*WHAT THE TASK REQUIRES*
Determine the number of lines containing the word "погляди". Reply with it and nothing else.

Data records:
>> begin
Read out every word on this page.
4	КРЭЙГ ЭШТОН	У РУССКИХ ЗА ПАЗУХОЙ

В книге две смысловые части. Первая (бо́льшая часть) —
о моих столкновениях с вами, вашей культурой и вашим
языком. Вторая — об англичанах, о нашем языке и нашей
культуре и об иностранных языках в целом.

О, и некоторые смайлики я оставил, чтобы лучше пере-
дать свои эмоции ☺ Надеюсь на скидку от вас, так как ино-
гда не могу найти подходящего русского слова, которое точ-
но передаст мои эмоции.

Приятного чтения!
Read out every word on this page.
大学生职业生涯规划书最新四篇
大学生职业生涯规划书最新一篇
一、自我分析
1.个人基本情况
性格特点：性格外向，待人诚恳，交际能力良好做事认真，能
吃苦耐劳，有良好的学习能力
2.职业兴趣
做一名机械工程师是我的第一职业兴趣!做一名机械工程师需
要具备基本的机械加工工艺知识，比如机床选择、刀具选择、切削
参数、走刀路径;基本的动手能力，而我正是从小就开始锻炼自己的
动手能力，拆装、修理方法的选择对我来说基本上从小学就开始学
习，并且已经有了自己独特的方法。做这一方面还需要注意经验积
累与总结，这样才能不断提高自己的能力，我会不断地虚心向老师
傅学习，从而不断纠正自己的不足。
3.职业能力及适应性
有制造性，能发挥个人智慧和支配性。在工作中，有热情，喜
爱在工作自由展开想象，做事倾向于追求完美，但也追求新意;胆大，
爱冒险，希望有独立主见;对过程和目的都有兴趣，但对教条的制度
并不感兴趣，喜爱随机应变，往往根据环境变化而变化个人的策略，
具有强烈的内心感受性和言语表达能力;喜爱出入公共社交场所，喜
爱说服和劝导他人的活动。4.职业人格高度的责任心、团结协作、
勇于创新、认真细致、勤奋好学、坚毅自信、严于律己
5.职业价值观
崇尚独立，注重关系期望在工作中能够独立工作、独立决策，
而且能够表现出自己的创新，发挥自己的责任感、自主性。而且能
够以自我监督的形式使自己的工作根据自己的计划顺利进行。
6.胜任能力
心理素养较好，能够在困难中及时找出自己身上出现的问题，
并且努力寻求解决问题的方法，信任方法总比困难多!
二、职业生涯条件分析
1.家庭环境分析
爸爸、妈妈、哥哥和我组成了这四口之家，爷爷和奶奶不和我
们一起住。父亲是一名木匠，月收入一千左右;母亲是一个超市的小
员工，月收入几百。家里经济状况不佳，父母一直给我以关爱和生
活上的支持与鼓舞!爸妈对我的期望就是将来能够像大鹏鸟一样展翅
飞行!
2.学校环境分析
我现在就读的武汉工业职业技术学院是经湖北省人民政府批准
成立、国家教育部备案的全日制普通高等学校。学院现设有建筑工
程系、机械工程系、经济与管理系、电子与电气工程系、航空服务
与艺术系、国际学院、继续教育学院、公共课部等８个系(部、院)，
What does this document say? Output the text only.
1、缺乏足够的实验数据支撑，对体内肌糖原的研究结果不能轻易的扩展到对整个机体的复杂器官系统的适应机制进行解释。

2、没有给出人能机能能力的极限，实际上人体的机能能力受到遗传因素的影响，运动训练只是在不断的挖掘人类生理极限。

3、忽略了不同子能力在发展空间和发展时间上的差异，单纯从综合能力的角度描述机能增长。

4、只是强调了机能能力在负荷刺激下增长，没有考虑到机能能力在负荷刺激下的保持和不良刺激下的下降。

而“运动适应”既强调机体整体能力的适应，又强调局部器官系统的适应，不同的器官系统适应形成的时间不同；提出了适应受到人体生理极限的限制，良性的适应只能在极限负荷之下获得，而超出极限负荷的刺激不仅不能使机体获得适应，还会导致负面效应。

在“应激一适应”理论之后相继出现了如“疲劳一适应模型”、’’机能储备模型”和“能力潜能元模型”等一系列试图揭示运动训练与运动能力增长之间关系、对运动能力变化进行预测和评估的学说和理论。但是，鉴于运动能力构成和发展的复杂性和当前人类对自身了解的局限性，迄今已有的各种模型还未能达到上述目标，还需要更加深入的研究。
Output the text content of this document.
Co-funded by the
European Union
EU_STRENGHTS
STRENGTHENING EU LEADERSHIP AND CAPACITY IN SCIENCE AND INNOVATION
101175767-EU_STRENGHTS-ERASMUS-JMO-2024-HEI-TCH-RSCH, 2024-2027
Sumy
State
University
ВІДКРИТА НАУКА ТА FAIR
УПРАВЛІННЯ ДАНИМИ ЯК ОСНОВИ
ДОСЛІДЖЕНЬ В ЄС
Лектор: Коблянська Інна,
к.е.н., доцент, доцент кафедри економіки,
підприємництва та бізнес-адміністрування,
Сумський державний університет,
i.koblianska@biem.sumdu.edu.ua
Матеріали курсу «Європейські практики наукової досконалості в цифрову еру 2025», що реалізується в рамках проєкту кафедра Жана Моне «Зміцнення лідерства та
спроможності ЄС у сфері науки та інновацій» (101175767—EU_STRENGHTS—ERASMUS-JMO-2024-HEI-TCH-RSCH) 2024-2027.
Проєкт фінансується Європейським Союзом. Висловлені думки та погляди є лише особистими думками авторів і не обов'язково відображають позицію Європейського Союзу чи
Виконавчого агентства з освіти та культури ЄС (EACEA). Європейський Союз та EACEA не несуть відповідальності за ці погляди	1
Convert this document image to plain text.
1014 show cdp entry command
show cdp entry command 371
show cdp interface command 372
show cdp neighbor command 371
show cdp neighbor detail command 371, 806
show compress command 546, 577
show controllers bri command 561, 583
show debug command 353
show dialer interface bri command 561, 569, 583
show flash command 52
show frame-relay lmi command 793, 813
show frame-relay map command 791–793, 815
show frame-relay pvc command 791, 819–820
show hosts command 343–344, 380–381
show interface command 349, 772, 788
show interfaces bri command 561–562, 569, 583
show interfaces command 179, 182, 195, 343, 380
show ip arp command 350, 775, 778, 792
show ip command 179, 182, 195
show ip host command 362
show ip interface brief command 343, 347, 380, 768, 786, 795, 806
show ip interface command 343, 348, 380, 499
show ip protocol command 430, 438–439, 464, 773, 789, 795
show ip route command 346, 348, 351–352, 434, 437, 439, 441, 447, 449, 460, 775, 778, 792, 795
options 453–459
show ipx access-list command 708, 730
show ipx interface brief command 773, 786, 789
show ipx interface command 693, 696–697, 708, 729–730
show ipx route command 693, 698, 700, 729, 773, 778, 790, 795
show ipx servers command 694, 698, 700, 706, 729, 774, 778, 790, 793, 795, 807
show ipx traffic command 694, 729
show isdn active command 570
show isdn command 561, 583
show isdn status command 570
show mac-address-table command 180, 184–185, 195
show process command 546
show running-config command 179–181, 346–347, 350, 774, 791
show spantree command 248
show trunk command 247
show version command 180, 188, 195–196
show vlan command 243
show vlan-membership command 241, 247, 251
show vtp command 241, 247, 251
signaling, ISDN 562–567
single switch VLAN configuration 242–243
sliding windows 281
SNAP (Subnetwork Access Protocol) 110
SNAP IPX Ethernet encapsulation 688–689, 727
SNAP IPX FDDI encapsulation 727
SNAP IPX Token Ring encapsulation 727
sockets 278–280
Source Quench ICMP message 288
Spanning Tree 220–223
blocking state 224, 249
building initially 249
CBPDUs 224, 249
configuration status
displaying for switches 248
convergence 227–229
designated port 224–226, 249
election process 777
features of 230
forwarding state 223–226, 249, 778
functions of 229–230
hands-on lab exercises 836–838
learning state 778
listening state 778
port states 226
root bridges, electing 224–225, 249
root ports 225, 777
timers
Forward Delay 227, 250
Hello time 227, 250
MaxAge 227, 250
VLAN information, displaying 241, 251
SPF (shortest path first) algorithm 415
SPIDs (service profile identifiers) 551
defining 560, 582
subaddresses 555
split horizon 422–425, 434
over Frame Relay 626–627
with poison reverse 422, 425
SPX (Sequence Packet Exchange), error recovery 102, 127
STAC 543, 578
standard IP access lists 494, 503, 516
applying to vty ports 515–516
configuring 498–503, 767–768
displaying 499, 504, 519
>> end
*THE ANSWER*
2